• Goal of the exercise
Each record below should appear again exactly as written.

═══

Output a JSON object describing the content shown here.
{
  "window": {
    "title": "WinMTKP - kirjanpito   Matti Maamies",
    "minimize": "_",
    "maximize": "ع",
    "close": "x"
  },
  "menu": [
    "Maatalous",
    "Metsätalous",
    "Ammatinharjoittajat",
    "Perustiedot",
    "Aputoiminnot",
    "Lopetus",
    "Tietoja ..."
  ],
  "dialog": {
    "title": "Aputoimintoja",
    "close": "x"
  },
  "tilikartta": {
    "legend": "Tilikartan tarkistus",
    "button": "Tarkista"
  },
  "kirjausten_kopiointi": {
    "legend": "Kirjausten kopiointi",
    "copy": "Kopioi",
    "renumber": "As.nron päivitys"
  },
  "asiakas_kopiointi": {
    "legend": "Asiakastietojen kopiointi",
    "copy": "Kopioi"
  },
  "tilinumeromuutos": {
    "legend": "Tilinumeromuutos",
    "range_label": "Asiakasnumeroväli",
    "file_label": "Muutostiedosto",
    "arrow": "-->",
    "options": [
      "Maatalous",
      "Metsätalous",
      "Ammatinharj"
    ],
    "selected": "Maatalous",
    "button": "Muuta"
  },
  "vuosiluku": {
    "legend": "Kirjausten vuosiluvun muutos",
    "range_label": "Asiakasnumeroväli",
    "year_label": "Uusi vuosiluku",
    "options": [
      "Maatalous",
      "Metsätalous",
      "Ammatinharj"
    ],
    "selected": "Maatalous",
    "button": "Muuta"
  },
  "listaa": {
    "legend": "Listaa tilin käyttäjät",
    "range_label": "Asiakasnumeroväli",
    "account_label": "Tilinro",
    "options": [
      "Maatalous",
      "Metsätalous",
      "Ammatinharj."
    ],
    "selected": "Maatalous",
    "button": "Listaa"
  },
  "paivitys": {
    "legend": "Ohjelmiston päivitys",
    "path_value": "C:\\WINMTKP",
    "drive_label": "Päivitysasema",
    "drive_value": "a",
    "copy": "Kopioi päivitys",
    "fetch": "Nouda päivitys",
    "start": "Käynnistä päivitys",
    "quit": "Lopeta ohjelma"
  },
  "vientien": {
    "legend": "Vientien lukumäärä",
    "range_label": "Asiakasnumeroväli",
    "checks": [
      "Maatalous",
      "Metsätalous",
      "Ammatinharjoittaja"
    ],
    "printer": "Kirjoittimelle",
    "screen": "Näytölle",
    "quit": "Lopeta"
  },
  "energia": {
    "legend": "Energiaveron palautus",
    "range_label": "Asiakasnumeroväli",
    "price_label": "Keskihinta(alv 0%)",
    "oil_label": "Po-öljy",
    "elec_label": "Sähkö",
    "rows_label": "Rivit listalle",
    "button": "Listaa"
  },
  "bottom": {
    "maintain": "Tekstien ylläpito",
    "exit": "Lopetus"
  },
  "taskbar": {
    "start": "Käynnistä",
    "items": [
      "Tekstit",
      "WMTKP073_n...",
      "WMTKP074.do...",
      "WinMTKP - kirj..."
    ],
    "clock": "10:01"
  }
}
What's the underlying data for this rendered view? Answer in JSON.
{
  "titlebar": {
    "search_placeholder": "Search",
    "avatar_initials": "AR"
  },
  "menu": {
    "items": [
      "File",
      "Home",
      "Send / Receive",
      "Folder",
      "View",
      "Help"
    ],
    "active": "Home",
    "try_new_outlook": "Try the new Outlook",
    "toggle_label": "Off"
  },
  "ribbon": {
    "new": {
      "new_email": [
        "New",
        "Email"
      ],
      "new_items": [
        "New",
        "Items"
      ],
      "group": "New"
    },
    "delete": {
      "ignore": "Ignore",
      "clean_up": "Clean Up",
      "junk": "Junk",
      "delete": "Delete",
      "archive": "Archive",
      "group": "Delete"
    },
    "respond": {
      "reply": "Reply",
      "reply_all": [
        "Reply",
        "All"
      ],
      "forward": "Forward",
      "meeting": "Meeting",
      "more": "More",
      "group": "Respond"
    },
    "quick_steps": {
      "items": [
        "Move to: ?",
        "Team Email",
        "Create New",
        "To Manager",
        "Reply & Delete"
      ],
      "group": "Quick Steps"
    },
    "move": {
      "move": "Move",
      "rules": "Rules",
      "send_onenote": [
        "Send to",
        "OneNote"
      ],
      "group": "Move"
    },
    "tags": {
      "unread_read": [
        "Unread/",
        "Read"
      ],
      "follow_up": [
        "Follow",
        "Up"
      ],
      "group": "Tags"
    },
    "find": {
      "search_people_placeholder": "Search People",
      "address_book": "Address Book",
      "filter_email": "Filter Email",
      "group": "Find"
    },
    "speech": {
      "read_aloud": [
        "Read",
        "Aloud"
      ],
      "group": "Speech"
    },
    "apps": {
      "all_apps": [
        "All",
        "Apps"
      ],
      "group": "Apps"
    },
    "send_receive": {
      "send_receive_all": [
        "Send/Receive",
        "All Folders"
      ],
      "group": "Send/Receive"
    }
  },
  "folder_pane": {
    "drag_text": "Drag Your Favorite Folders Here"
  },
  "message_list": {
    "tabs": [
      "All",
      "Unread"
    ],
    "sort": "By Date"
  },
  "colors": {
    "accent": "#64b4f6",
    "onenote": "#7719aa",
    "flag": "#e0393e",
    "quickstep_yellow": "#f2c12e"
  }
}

═══

• Written answer
Output a JSON object describing the content shown here.
{
  "window": {
    "title": "WinMTKP - kirjanpito   Matti Maamies",
    "minimize": "_",
    "maximize": "ع",
    "close": "x"
  },
  "menu": [
    "Maatalous",
    "Metsätalous",
    "Ammatinharjoittajat",
    "Perustiedot",
    "Aputoiminnot",
    "Lopetus",
    "Tietoja ..."
  ],
  "dialog": {
    "title": "Aputoimintoja",
    "close": "x"
  },
  "tilikartta": {
    "legend": "Tilikartan tarkistus",
    "button": "Tarkista"
  },
  "kirjausten_kopiointi": {
    "legend": "Kirjausten kopiointi",
    "copy": "Kopioi",
    "renumber": "As.nron päivitys"
  },
  "asiakas_kopiointi": {
    "legend": "Asiakastietojen kopiointi",
    "copy": "Kopioi"
  },
  "tilinumeromuutos": {
    "legend": "Tilinumeromuutos",
    "range_label": "Asiakasnumeroväli",
    "file_label": "Muutostiedosto",
    "arrow": "-->",
    "options": [
      "Maatalous",
      "Metsätalous",
      "Ammatinharj"
    ],
    "selected": "Maatalous",
    "button": "Muuta"
  },
  "vuosiluku": {
    "legend": "Kirjausten vuosiluvun muutos",
    "range_label": "Asiakasnumeroväli",
    "year_label": "Uusi vuosiluku",
    "options": [
      "Maatalous",
      "Metsätalous",
      "Ammatinharj"
    ],
    "selected": "Maatalous",
    "button": "Muuta"
  },
  "listaa": {
    "legend": "Listaa tilin käyttäjät",
    "range_label": "Asiakasnumeroväli",
    "account_label": "Tilinro",
    "options": [
      "Maatalous",
      "Metsätalous",
      "Ammatinharj."
    ],
    "selected": "Maatalous",
    "button": "Listaa"
  },
  "paivitys": {
    "legend": "Ohjelmiston päivitys",
    "path_value": "C:\\WINMTKP",
    "drive_label": "Päivitysasema",
    "drive_value": "a",
    "copy": "Kopioi päivitys",
    "fetch": "Nouda päivitys",
    "start": "Käynnistä päivitys",
    "quit": "Lopeta ohjelma"
  },
  "vientien": {
    "legend": "Vientien lukumäärä",
    "range_label": "Asiakasnumeroväli",
    "checks": [
      "Maatalous",
      "Metsätalous",
      "Ammatinharjoittaja"
    ],
    "printer": "Kirjoittimelle",
    "screen": "Näytölle",
    "quit": "Lopeta"
  },
  "energia": {
    "legend": "Energiaveron palautus",
    "range_label": "Asiakasnumeroväli",
    "price_label": "Keskihinta(alv 0%)",
    "oil_label": "Po-öljy",
    "elec_label": "Sähkö",
    "rows_label": "Rivit listalle",
    "button": "Listaa"
  },
  "bottom": {
    "maintain": "Tekstien ylläpito",
    "exit": "Lopetus"
  },
  "taskbar": {
    "start": "Käynnistä",
    "items": [
      "Tekstit",
      "WMTKP073_n...",
      "WMTKP074.do...",
      "WinMTKP - kirj..."
    ],
    "clock": "10:01"
  }
}
What's the underlying data for this rendered view? Answer in JSON.
{
  "titlebar": {
    "search_placeholder": "Search",
    "avatar_initials": "AR"
  },
  "menu": {
    "items": [
      "File",
      "Home",
      "Send / Receive",
      "Folder",
      "View",
      "Help"
    ],
    "active": "Home",
    "try_new_outlook": "Try the new Outlook",
    "toggle_label": "Off"
  },
  "ribbon": {
    "new": {
      "new_email": [
        "New",
        "Email"
      ],
      "new_items": [
        "New",
        "Items"
      ],
      "group": "New"
    },
    "delete": {
      "ignore": "Ignore",
      "clean_up": "Clean Up",
      "junk": "Junk",
      "delete": "Delete",
      "archive": "Archive",
      "group": "Delete"
    },
    "respond": {
      "reply": "Reply",
      "reply_all": [
        "Reply",
        "All"
      ],
      "forward": "Forward",
      "meeting": "Meeting",
      "more": "More",
      "group": "Respond"
    },
    "quick_steps": {
      "items": [
        "Move to: ?",
        "Team Email",
        "Create New",
        "To Manager",
        "Reply & Delete"
      ],
      "group": "Quick Steps"
    },
    "move": {
      "move": "Move",
      "rules": "Rules",
      "send_onenote": [
        "Send to",
        "OneNote"
      ],
      "group": "Move"
    },
    "tags": {
      "unread_read": [
        "Unread/",
        "Read"
      ],
      "follow_up": [
        "Follow",
        "Up"
      ],
      "group": "Tags"
    },
    "find": {
      "search_people_placeholder": "Search People",
      "address_book": "Address Book",
      "filter_email": "Filter Email",
      "group": "Find"
    },
    "speech": {
      "read_aloud": [
        "Read",
        "Aloud"
      ],
      "group": "Speech"
    },
    "apps": {
      "all_apps": [
        "All",
        "Apps"
      ],
      "group": "Apps"
    },
    "send_receive": {
      "send_receive_all": [
        "Send/Receive",
        "All Folders"
      ],
      "group": "Send/Receive"
    }
  },
  "folder_pane": {
    "drag_text": "Drag Your Favorite Folders Here"
  },
  "message_list": {
    "tabs": [
      "All",
      "Unread"
    ],
    "sort": "By Date"
  },
  "colors": {
    "accent": "#64b4f6",
    "onenote": "#7719aa",
    "flag": "#e0393e",
    "quickstep_yellow": "#f2c12e"
  }
}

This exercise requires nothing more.